## TASK
Locate each line in the records containing "Punto". Copy it.

─── LISTING ───

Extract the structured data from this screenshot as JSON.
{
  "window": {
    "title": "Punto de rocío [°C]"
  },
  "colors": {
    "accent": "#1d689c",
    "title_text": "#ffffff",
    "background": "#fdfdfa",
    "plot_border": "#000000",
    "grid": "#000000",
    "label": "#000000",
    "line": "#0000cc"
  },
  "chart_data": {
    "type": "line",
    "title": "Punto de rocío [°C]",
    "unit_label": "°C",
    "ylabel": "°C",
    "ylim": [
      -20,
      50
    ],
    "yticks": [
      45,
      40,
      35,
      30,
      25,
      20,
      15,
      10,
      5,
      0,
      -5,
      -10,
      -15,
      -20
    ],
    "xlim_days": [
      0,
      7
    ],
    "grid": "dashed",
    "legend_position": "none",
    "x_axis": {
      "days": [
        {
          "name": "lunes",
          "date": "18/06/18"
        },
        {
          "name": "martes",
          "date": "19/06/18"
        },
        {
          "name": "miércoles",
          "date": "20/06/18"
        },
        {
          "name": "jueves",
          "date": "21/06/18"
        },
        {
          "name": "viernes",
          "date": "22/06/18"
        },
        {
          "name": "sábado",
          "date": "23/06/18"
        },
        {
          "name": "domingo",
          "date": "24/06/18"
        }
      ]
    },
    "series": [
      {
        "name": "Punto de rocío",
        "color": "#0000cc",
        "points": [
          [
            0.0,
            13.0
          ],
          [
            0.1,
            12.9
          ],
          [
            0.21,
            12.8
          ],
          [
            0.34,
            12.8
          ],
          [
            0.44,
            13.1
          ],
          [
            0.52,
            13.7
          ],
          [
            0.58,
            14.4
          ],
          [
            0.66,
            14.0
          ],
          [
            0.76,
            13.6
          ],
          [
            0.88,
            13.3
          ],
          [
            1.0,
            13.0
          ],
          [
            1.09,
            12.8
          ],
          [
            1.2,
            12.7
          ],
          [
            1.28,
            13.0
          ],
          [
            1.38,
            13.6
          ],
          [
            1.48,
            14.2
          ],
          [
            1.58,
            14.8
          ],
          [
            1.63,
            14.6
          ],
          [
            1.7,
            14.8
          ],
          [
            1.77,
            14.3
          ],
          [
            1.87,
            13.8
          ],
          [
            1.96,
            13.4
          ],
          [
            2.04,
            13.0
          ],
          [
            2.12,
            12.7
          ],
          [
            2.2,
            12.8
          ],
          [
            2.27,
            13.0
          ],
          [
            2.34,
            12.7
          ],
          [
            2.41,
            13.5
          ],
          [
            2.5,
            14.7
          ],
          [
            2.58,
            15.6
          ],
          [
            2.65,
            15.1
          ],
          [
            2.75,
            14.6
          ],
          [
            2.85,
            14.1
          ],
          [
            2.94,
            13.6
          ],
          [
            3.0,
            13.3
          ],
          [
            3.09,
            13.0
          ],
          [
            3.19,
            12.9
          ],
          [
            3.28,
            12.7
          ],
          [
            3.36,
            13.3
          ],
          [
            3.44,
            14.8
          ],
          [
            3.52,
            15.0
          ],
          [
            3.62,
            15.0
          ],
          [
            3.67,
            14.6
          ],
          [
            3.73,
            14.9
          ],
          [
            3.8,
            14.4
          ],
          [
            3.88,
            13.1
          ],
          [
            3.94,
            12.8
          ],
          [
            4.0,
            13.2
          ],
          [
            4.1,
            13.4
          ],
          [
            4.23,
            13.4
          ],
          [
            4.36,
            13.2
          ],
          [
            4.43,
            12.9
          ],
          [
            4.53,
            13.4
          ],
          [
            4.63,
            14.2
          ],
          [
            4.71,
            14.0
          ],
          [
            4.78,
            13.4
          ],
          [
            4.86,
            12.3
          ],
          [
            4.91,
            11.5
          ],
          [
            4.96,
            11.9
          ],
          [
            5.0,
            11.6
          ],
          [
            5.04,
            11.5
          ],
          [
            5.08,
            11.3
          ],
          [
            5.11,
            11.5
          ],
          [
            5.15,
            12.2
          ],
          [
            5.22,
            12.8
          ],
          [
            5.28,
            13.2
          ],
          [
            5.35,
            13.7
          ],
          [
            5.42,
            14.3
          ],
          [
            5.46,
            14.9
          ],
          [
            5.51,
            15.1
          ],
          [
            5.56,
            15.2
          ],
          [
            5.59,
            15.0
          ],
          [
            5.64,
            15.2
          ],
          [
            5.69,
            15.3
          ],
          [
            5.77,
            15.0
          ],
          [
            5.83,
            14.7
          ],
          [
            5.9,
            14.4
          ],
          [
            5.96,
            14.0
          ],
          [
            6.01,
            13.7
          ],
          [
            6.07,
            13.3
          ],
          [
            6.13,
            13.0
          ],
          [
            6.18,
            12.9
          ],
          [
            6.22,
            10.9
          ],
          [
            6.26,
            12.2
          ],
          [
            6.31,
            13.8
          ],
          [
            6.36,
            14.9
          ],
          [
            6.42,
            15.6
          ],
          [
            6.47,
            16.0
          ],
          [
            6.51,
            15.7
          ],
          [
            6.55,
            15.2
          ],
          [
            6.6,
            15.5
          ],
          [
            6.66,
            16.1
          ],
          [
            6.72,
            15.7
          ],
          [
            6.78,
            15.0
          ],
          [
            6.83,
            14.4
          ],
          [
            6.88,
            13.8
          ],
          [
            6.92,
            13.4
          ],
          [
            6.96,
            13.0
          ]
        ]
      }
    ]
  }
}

───

## TASK SOLUTION
    "title": "Punto de rocío [°C]"
    "title": "Punto de rocío [°C]",
        "name": "Punto de rocío",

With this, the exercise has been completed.